[How to complete this task] For each entry, return the text exactly and omit any image.

[Material provided]

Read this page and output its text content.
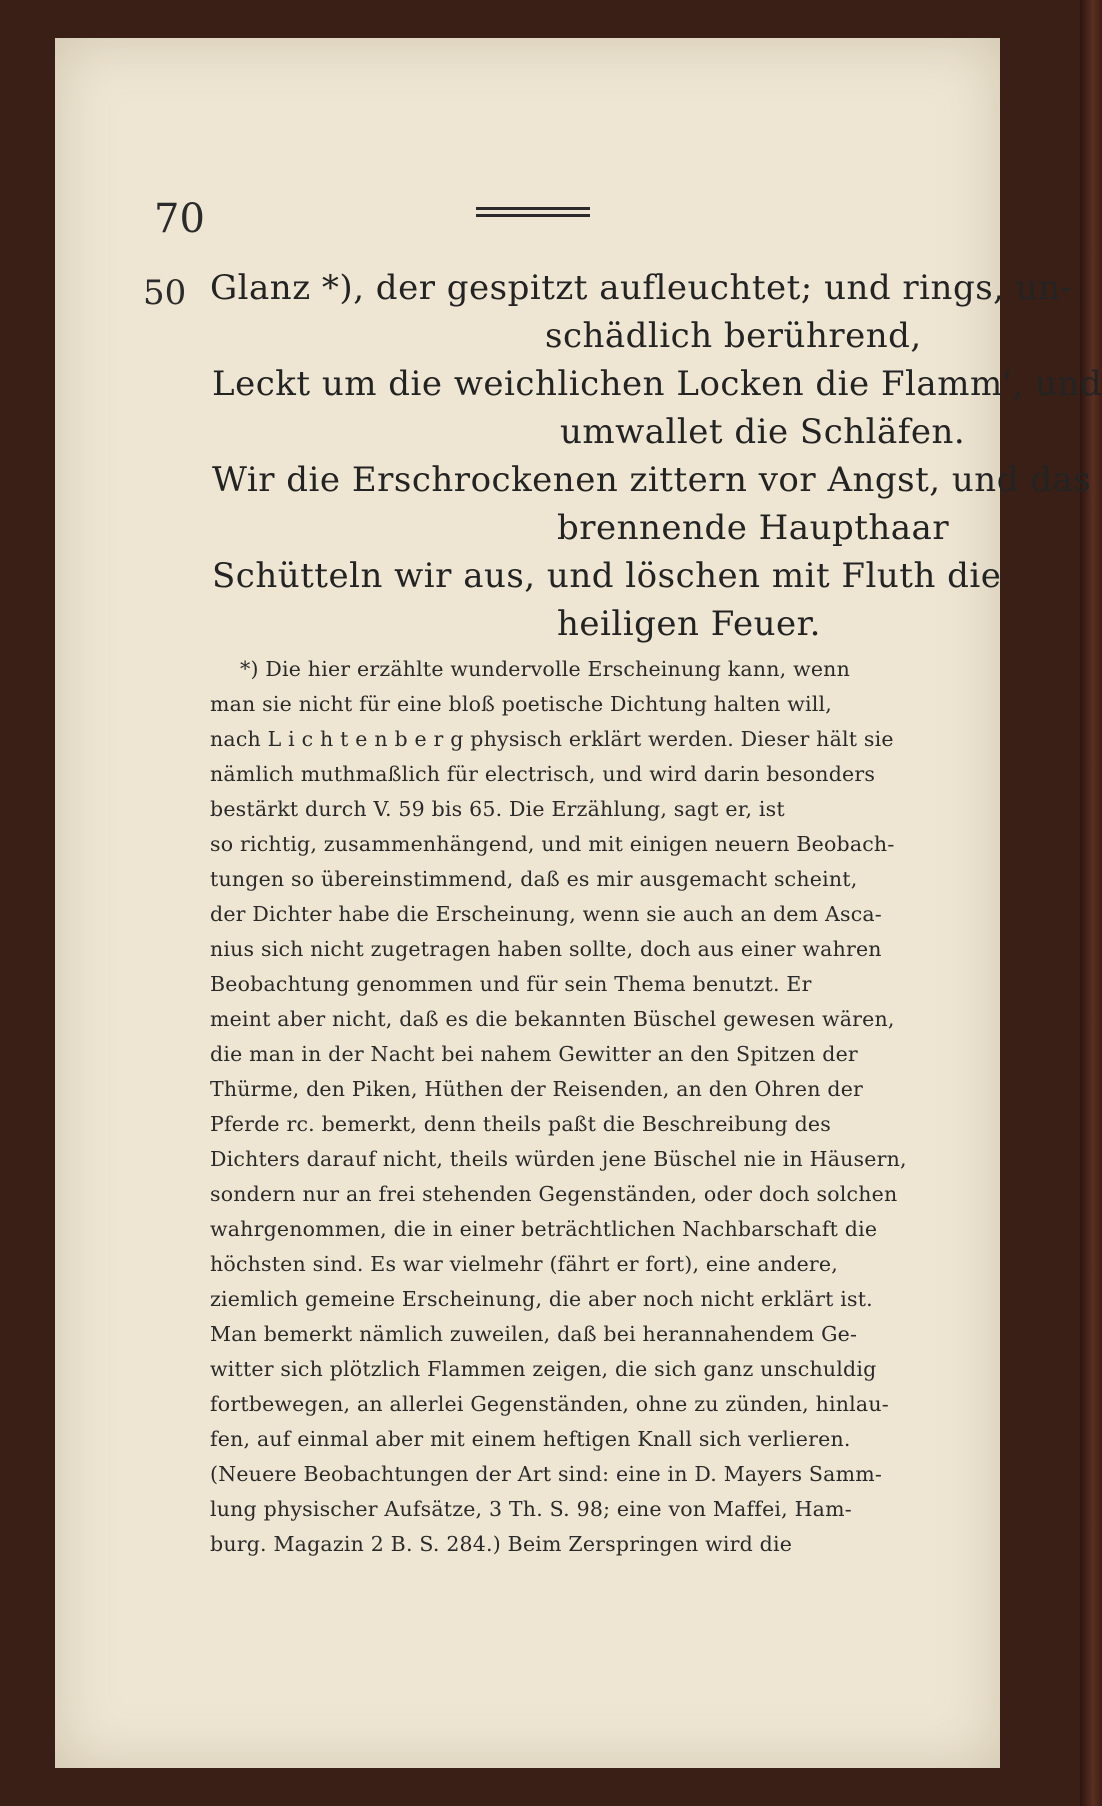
70
50 Glanz *), der gespitzt aufleuchtet; und rings, un-
schädlich berührend,
Leckt um die weichlichen Locken die Flamm', und
umwallet die Schläfen.
Wir die Erschrockenen zittern vor Angst, und das
brennende Haupthaar
Schütteln wir aus, und löschen mit Fluth die
heiligen Feuer.
*) Die hier erzählte wundervolle Erscheinung kann, wenn
man sie nicht für eine bloß poetische Dichtung halten will,
nach L i c h t e n b e r g physisch erklärt werden. Dieser hält sie
nämlich muthmaßlich für electrisch, und wird darin besonders
bestärkt durch V. 59 bis 65. Die Erzählung, sagt er, ist
so richtig, zusammenhängend, und mit einigen neuern Beobach-
tungen so übereinstimmend, daß es mir ausgemacht scheint,
der Dichter habe die Erscheinung, wenn sie auch an dem Asca-
nius sich nicht zugetragen haben sollte, doch aus einer wahren
Beobachtung genommen und für sein Thema benutzt. Er
meint aber nicht, daß es die bekannten Büschel gewesen wären,
die man in der Nacht bei nahem Gewitter an den Spitzen der
Thürme, den Piken, Hüthen der Reisenden, an den Ohren der
Pferde rc. bemerkt, denn theils paßt die Beschreibung des
Dichters darauf nicht, theils würden jene Büschel nie in Häusern,
sondern nur an frei stehenden Gegenständen, oder doch solchen
wahrgenommen, die in einer beträchtlichen Nachbarschaft die
höchsten sind. Es war vielmehr (fährt er fort), eine andere,
ziemlich gemeine Erscheinung, die aber noch nicht erklärt ist.
Man bemerkt nämlich zuweilen, daß bei herannahendem Ge-
witter sich plötzlich Flammen zeigen, die sich ganz unschuldig
fortbewegen, an allerlei Gegenständen, ohne zu zünden, hinlau-
fen, auf einmal aber mit einem heftigen Knall sich verlieren.
(Neuere Beobachtungen der Art sind: eine in D. Mayers Samm-
lung physischer Aufsätze, 3 Th. S. 98; eine von Maffei, Ham-
burg. Magazin 2 B. S. 284.) Beim Zerspringen wird die
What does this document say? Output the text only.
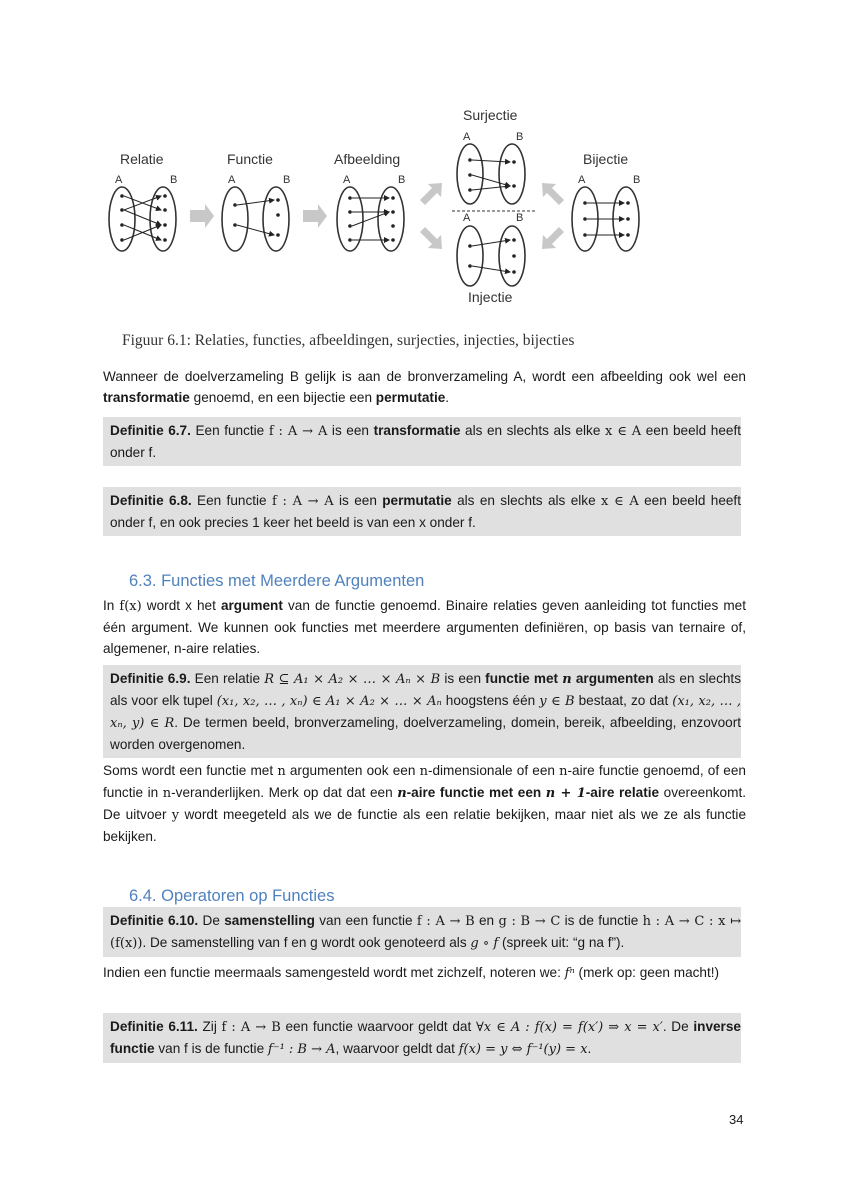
Relatie	Functie	Afbeelding
Surjectie
Bijectie
Injectie
A	B	A	B	A	B
A	B
A	B
A	B
Figuur 6.1: Relaties, functies, afbeeldingen, surjecties, injecties, bijecties
Wanneer de doelverzameling B gelijk is aan de bronverzameling A, wordt een afbeelding ook wel een transformatie genoemd, en een bijectie een permutatie.
Definitie 6.7. Een functie f : A → A is een transformatie als en slechts als elke x ∈ A een beeld heeft onder f.
Definitie 6.8. Een functie f : A → A is een permutatie als en slechts als elke x ∈ A een beeld heeft onder f, en ook precies 1 keer het beeld is van een x onder f.
6.3. Functies met Meerdere Argumenten
In f(x) wordt x het argument van de functie genoemd. Binaire relaties geven aanleiding tot functies met één argument. We kunnen ook functies met meerdere argumenten definiëren, op basis van ternaire of, algemener, n-aire relaties.
Definitie 6.9. Een relatie R ⊆ A₁ × A₂ × … × Aₙ × B is een functie met n argumenten als en slechts als voor elk tupel (x₁, x₂, … , xₙ) ∈ A₁ × A₂ × … × Aₙ hoogstens één y ∈ B bestaat, zo dat (x₁, x₂, … , xₙ, y) ∈ R. De termen beeld, bronverzameling, doelverzameling, domein, bereik, afbeelding, enzovoort worden overgenomen.
Soms wordt een functie met n argumenten ook een n-dimensionale of een n-aire functie genoemd, of een functie in n-veranderlijken. Merk op dat dat een n-aire functie met een n + 1-aire relatie overeenkomt. De uitvoer y wordt meegeteld als we de functie als een relatie bekijken, maar niet als we ze als functie bekijken.
6.4. Operatoren op Functies
Definitie 6.10. De samenstelling van een functie f : A → B en g : B → C is de functie h : A → C : x ↦ (f(x)). De samenstelling van f en g wordt ook genoteerd als g ∘ f (spreek uit: “g na f”).
Indien een functie meermaals samengesteld wordt met zichzelf, noteren we: fⁿ (merk op: geen macht!)
Definitie 6.11. Zij f : A → B een functie waarvoor geldt dat ∀x ∈ A : f(x) = f(x′) ⇒ x = x′. De inverse functie van f is de functie f⁻¹ : B → A, waarvoor geldt dat f(x) = y ⇔ f⁻¹(y) = x.
34
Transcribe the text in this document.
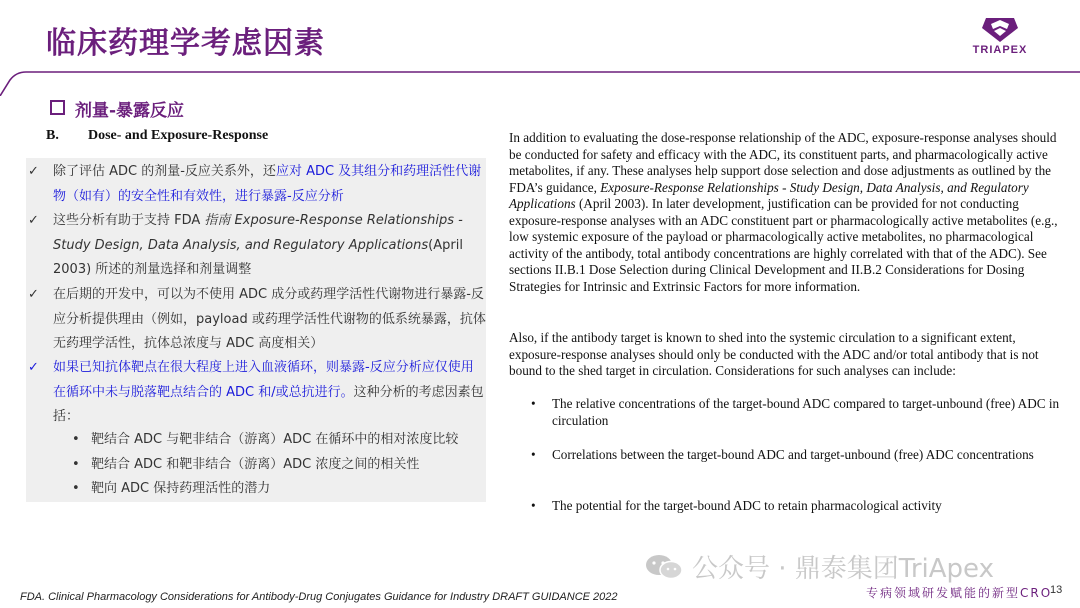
临床药理学考虑因素	TRIAPEX
剂量-暴露反应
B. Dose- and Exposure-Response
✓	除了评估 ADC 的剂量-反应关系外，还应对 ADC 及其组分和药理活性代谢物（如有）的安全性和有效性，进行暴露-反应分析
✓	这些分析有助于支持 FDA 指南 Exposure-Response Relationships - Study Design, Data Analysis, and Regulatory Applications(April 2003) 所述的剂量选择和剂量调整
✓	在后期的开发中，可以为不使用 ADC 成分或药理学活性代谢物进行暴露-反应分析提供理由（例如，payload 或药理学活性代谢物的低系统暴露，抗体无药理学活性，抗体总浓度与 ADC 高度相关）
✓	如果已知抗体靶点在很大程度上进入血液循环，则暴露-反应分析应仅使用在循环中未与脱落靶点结合的 ADC 和/或总抗进行。这种分析的考虑因素包括：
• 靶结合 ADC 与靶非结合（游离）ADC 在循环中的相对浓度比较
• 靶结合 ADC 和靶非结合（游离）ADC 浓度之间的相关性
• 靶向 ADC 保持药理活性的潜力

In addition to evaluating the dose-response relationship of the ADC, exposure-response analyses should be conducted for safety and efficacy with the ADC, its constituent parts, and pharmacologically active metabolites, if any. These analyses help support dose selection and dose adjustments as outlined by the FDA’s guidance, Exposure-Response Relationships - Study Design, Data Analysis, and Regulatory Applications (April 2003). In later development, justification can be provided for not conducting exposure-response analyses with an ADC constituent part or pharmacologically active metabolites (e.g., low systemic exposure of the payload or pharmacologically active metabolites, no pharmacological activity of the antibody, total antibody concentrations are highly correlated with that of the ADC). See sections II.B.1 Dose Selection during Clinical Development and II.B.2 Considerations for Dosing Strategies for Intrinsic and Extrinsic Factors for more information.

Also, if the antibody target is known to shed into the systemic circulation to a significant extent, exposure-response analyses should only be conducted with the ADC and/or total antibody that is not bound to the shed target in circulation. Considerations for such analyses can include:

• The relative concentrations of the target-bound ADC compared to target-unbound (free) ADC in circulation
• Correlations between the target-bound ADC and target-unbound (free) ADC concentrations
• The potential for the target-bound ADC to retain pharmacological activity
公众号 · 鼎泰集团TriApex
FDA. Clinical Pharmacology Considerations for Antibody-Drug Conjugates Guidance for Industry DRAFT GUIDANCE 2022	专病领域研发赋能的新型CRO
13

[Reply]
Read this page and output its text content.
70
50 Glanz *), der gespitzt aufleuchtet; und rings, un-
schädlich berührend,
Leckt um die weichlichen Locken die Flamm', und
umwallet die Schläfen.
Wir die Erschrockenen zittern vor Angst, und das
brennende Haupthaar
Schütteln wir aus, und löschen mit Fluth die
heiligen Feuer.
*) Die hier erzählte wundervolle Erscheinung kann, wenn
man sie nicht für eine bloß poetische Dichtung halten will,
nach L i c h t e n b e r g physisch erklärt werden. Dieser hält sie
nämlich muthmaßlich für electrisch, und wird darin besonders
bestärkt durch V. 59 bis 65. Die Erzählung, sagt er, ist
so richtig, zusammenhängend, und mit einigen neuern Beobach-
tungen so übereinstimmend, daß es mir ausgemacht scheint,
der Dichter habe die Erscheinung, wenn sie auch an dem Asca-
nius sich nicht zugetragen haben sollte, doch aus einer wahren
Beobachtung genommen und für sein Thema benutzt. Er
meint aber nicht, daß es die bekannten Büschel gewesen wären,
die man in der Nacht bei nahem Gewitter an den Spitzen der
Thürme, den Piken, Hüthen der Reisenden, an den Ohren der
Pferde rc. bemerkt, denn theils paßt die Beschreibung des
Dichters darauf nicht, theils würden jene Büschel nie in Häusern,
sondern nur an frei stehenden Gegenständen, oder doch solchen
wahrgenommen, die in einer beträchtlichen Nachbarschaft die
höchsten sind. Es war vielmehr (fährt er fort), eine andere,
ziemlich gemeine Erscheinung, die aber noch nicht erklärt ist.
Man bemerkt nämlich zuweilen, daß bei herannahendem Ge-
witter sich plötzlich Flammen zeigen, die sich ganz unschuldig
fortbewegen, an allerlei Gegenständen, ohne zu zünden, hinlau-
fen, auf einmal aber mit einem heftigen Knall sich verlieren.
(Neuere Beobachtungen der Art sind: eine in D. Mayers Samm-
lung physischer Aufsätze, 3 Th. S. 98; eine von Maffei, Ham-
burg. Magazin 2 B. S. 284.) Beim Zerspringen wird die
What does this document say? Output the text only.
Relatie	Functie	Afbeelding
Surjectie
Bijectie
Injectie
A	B	A	B	A	B
A	B
A	B
A	B
Figuur 6.1: Relaties, functies, afbeeldingen, surjecties, injecties, bijecties
Wanneer de doelverzameling B gelijk is aan de bronverzameling A, wordt een afbeelding ook wel een transformatie genoemd, en een bijectie een permutatie.
Definitie 6.7. Een functie f : A → A is een transformatie als en slechts als elke x ∈ A een beeld heeft onder f.
Definitie 6.8. Een functie f : A → A is een permutatie als en slechts als elke x ∈ A een beeld heeft onder f, en ook precies 1 keer het beeld is van een x onder f.
6.3. Functies met Meerdere Argumenten
In f(x) wordt x het argument van de functie genoemd. Binaire relaties geven aanleiding tot functies met één argument. We kunnen ook functies met meerdere argumenten definiëren, op basis van ternaire of, algemener, n-aire relaties.
Definitie 6.9. Een relatie R ⊆ A₁ × A₂ × … × Aₙ × B is een functie met n argumenten als en slechts als voor elk tupel (x₁, x₂, … , xₙ) ∈ A₁ × A₂ × … × Aₙ hoogstens één y ∈ B bestaat, zo dat (x₁, x₂, … , xₙ, y) ∈ R. De termen beeld, bronverzameling, doelverzameling, domein, bereik, afbeelding, enzovoort worden overgenomen.
Soms wordt een functie met n argumenten ook een n-dimensionale of een n-aire functie genoemd, of een functie in n-veranderlijken. Merk op dat dat een n-aire functie met een n + 1-aire relatie overeenkomt. De uitvoer y wordt meegeteld als we de functie als een relatie bekijken, maar niet als we ze als functie bekijken.
6.4. Operatoren op Functies
Definitie 6.10. De samenstelling van een functie f : A → B en g : B → C is de functie h : A → C : x ↦ (f(x)). De samenstelling van f en g wordt ook genoteerd als g ∘ f (spreek uit: “g na f”).
Indien een functie meermaals samengesteld wordt met zichzelf, noteren we: fⁿ (merk op: geen macht!)
Definitie 6.11. Zij f : A → B een functie waarvoor geldt dat ∀x ∈ A : f(x) = f(x′) ⇒ x = x′. De inverse functie van f is de functie f⁻¹ : B → A, waarvoor geldt dat f(x) = y ⇔ f⁻¹(y) = x.
34
Transcribe the text in this document.
临床药理学考虑因素	TRIAPEX
剂量-暴露反应
B. Dose- and Exposure-Response
✓	除了评估 ADC 的剂量-反应关系外，还应对 ADC 及其组分和药理活性代谢物（如有）的安全性和有效性，进行暴露-反应分析
✓	这些分析有助于支持 FDA 指南 Exposure-Response Relationships - Study Design, Data Analysis, and Regulatory Applications(April 2003) 所述的剂量选择和剂量调整
✓	在后期的开发中，可以为不使用 ADC 成分或药理学活性代谢物进行暴露-反应分析提供理由（例如，payload 或药理学活性代谢物的低系统暴露，抗体无药理学活性，抗体总浓度与 ADC 高度相关）
✓	如果已知抗体靶点在很大程度上进入血液循环，则暴露-反应分析应仅使用在循环中未与脱落靶点结合的 ADC 和/或总抗进行。这种分析的考虑因素包括：
• 靶结合 ADC 与靶非结合（游离）ADC 在循环中的相对浓度比较
• 靶结合 ADC 和靶非结合（游离）ADC 浓度之间的相关性
• 靶向 ADC 保持药理活性的潜力

In addition to evaluating the dose-response relationship of the ADC, exposure-response analyses should be conducted for safety and efficacy with the ADC, its constituent parts, and pharmacologically active metabolites, if any. These analyses help support dose selection and dose adjustments as outlined by the FDA’s guidance, Exposure-Response Relationships - Study Design, Data Analysis, and Regulatory Applications (April 2003). In later development, justification can be provided for not conducting exposure-response analyses with an ADC constituent part or pharmacologically active metabolites (e.g., low systemic exposure of the payload or pharmacologically active metabolites, no pharmacological activity of the antibody, total antibody concentrations are highly correlated with that of the ADC). See sections II.B.1 Dose Selection during Clinical Development and II.B.2 Considerations for Dosing Strategies for Intrinsic and Extrinsic Factors for more information.

Also, if the antibody target is known to shed into the systemic circulation to a significant extent, exposure-response analyses should only be conducted with the ADC and/or total antibody that is not bound to the shed target in circulation. Considerations for such analyses can include:

• The relative concentrations of the target-bound ADC compared to target-unbound (free) ADC in circulation
• Correlations between the target-bound ADC and target-unbound (free) ADC concentrations
• The potential for the target-bound ADC to retain pharmacological activity
公众号 · 鼎泰集团TriApex
FDA. Clinical Pharmacology Considerations for Antibody-Drug Conjugates Guidance for Industry DRAFT GUIDANCE 2022	专病领域研发赋能的新型CRO
13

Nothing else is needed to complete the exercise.